_WORK TASK_
Say how many lines in the entries hold the string "habeat", giving the number by itself.

Transcript data for document pages

______

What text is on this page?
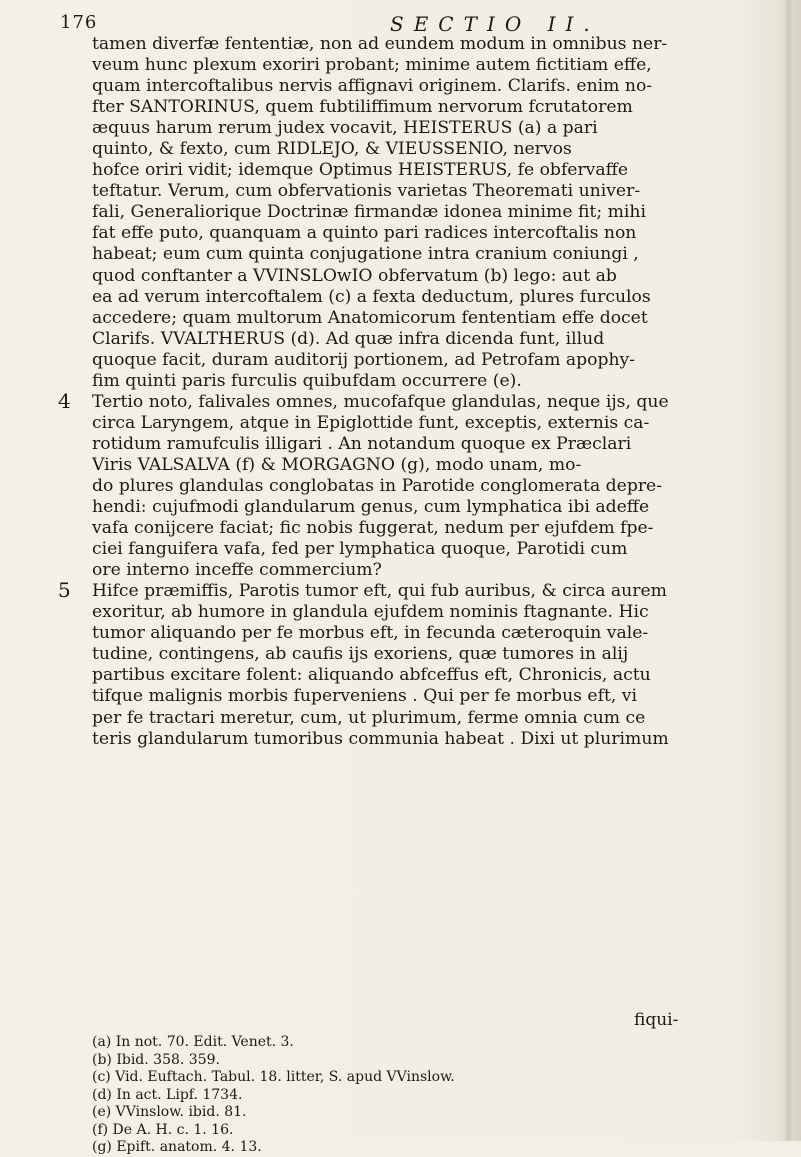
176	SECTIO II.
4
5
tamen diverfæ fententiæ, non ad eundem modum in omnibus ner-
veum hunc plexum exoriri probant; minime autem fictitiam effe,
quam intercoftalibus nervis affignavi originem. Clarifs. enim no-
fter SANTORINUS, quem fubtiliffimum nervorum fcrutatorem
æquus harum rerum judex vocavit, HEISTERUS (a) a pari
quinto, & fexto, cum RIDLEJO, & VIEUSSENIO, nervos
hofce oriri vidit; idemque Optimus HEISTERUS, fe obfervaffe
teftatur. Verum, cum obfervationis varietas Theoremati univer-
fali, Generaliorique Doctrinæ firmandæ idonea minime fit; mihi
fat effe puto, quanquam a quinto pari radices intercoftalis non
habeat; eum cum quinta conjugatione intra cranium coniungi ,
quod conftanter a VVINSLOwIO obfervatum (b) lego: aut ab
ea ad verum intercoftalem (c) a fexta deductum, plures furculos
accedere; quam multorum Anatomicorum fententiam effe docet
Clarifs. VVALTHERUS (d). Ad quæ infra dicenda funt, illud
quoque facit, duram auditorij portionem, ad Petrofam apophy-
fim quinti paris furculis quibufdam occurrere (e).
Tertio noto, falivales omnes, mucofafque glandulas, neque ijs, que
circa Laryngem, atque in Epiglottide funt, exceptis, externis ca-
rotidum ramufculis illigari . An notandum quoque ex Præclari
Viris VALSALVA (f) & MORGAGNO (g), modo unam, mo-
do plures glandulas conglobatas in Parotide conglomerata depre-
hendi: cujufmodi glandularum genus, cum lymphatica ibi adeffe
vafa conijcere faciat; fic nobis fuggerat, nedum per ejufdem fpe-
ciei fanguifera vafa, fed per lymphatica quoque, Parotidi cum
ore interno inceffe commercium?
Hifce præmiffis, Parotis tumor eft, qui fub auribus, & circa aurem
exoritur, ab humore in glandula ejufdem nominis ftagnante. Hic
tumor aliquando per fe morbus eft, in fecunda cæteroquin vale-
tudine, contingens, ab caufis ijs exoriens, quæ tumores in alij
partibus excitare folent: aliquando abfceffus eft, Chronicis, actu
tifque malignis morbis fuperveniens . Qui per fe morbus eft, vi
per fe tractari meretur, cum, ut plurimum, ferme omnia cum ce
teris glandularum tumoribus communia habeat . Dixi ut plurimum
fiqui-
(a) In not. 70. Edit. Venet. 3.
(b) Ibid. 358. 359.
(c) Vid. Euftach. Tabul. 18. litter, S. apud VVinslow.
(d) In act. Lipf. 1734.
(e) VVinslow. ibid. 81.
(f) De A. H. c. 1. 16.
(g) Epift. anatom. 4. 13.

______

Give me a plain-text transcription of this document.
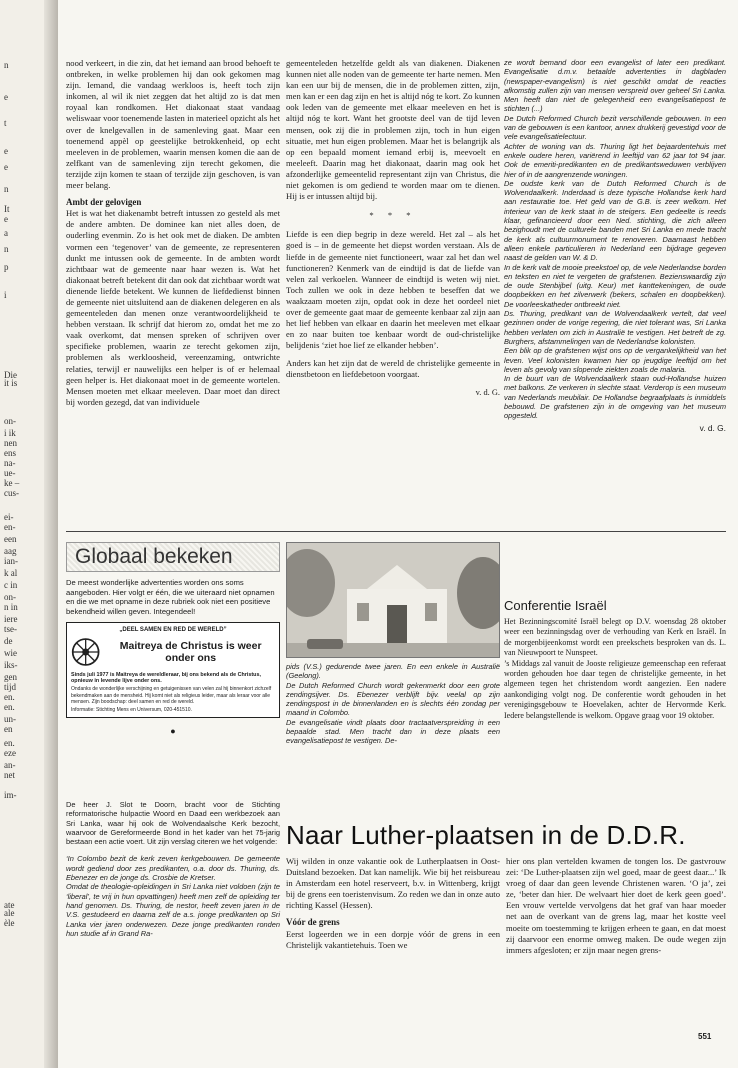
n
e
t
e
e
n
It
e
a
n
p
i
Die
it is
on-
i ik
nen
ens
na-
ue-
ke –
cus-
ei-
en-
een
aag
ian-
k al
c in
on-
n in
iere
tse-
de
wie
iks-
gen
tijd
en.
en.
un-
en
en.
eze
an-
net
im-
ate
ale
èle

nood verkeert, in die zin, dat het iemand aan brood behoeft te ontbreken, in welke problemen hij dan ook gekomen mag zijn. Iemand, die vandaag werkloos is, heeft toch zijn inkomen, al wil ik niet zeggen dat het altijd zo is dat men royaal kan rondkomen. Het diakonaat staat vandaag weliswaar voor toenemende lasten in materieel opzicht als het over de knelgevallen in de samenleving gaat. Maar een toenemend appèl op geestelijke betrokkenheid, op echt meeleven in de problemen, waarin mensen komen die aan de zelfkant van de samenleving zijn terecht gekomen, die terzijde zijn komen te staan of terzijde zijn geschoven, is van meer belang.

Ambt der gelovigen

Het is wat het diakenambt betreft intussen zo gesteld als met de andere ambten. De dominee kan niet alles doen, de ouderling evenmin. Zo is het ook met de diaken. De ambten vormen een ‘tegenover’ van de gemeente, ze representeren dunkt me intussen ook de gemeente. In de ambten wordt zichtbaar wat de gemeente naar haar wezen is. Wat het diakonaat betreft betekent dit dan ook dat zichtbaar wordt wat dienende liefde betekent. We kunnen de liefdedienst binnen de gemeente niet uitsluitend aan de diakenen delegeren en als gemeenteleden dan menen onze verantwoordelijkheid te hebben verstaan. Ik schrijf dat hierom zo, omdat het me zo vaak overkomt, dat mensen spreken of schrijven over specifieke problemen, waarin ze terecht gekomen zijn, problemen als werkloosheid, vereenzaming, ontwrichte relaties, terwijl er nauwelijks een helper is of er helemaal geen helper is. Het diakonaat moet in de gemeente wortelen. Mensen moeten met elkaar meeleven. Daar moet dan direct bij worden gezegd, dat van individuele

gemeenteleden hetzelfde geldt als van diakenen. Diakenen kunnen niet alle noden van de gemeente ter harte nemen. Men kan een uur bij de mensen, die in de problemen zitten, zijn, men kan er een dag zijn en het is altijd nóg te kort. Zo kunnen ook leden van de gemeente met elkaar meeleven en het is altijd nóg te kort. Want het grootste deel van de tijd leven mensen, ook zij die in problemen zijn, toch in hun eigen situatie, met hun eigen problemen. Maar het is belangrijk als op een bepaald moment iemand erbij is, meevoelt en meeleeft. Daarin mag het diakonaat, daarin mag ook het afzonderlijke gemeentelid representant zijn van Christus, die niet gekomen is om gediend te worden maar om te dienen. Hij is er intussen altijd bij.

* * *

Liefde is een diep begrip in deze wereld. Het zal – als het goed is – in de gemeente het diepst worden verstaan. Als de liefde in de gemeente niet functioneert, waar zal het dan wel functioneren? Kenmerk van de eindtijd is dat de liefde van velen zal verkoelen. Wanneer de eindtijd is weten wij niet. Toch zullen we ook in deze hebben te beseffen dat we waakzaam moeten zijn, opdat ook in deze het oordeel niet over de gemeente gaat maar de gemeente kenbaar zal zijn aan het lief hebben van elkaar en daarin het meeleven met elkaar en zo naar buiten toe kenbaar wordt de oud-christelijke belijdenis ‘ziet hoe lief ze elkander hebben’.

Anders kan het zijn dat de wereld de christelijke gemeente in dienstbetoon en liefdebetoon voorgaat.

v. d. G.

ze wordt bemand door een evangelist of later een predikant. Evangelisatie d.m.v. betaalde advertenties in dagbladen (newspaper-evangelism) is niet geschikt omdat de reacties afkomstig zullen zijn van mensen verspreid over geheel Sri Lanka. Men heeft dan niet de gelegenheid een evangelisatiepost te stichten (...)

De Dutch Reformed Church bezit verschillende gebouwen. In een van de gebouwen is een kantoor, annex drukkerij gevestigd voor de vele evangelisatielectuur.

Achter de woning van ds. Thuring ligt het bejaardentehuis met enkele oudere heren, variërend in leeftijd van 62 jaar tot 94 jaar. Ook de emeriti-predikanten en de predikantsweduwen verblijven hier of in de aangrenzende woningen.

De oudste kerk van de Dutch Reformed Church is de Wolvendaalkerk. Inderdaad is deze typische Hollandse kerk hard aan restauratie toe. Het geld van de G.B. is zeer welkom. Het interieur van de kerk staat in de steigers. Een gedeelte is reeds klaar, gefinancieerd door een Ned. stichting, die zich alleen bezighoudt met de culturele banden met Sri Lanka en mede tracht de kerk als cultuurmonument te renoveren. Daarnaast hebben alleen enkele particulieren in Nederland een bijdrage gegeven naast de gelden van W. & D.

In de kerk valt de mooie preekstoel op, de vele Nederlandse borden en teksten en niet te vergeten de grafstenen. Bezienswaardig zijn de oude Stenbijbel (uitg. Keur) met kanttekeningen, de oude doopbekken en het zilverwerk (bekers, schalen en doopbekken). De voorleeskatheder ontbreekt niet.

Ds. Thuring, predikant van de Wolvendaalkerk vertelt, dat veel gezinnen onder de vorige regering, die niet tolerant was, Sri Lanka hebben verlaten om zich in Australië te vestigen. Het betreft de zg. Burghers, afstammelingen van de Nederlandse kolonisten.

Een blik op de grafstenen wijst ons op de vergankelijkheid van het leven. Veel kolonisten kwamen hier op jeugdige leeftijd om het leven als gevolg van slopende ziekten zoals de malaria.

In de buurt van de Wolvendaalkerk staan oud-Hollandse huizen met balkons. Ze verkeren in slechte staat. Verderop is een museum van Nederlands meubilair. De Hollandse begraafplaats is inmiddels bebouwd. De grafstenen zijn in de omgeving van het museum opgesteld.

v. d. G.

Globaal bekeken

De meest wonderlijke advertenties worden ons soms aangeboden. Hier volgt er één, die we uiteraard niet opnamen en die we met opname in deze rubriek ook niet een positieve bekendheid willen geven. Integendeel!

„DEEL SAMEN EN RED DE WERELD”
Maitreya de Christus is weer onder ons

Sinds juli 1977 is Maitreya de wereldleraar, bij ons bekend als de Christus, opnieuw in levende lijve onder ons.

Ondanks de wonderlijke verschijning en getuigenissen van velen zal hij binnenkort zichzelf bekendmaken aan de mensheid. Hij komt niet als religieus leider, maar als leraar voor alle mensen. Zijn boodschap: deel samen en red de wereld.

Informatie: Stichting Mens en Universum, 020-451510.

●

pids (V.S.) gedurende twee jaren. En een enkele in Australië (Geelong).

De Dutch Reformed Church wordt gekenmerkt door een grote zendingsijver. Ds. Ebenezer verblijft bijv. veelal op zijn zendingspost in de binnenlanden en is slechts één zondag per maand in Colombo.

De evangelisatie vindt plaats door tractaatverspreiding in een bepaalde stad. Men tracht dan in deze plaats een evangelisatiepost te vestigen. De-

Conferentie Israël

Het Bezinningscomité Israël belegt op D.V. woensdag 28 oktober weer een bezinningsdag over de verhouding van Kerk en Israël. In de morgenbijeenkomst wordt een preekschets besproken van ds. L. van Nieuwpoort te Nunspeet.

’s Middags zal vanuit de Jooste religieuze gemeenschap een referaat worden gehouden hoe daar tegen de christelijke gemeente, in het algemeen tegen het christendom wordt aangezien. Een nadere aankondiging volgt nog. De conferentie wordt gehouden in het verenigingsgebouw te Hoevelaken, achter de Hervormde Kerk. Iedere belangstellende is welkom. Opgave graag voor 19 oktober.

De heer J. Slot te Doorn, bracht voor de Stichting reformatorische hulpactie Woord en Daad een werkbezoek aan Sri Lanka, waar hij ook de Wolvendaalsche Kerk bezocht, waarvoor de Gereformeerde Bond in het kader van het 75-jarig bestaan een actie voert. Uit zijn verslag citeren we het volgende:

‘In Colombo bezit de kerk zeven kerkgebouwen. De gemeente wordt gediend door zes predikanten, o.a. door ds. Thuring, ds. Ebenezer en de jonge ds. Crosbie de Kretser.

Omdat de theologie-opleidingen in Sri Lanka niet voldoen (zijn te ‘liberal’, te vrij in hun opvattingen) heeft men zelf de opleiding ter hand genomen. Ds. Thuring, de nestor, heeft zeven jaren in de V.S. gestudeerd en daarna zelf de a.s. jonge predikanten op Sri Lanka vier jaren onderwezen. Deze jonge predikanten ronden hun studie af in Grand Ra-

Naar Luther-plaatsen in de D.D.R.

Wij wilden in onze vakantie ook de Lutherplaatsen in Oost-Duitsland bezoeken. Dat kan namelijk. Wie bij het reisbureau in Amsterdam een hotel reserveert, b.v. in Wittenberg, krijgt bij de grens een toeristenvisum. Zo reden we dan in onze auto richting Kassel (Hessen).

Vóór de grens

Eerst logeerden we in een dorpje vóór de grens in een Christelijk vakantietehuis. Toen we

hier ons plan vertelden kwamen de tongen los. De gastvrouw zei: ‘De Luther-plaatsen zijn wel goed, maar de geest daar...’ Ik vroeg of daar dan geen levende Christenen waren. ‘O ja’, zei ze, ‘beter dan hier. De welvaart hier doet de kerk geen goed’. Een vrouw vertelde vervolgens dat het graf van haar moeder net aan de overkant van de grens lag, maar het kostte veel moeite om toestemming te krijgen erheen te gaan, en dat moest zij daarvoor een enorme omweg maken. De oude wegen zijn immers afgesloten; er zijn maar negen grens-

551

______

_SOLUTION FOR THIS TASK_
2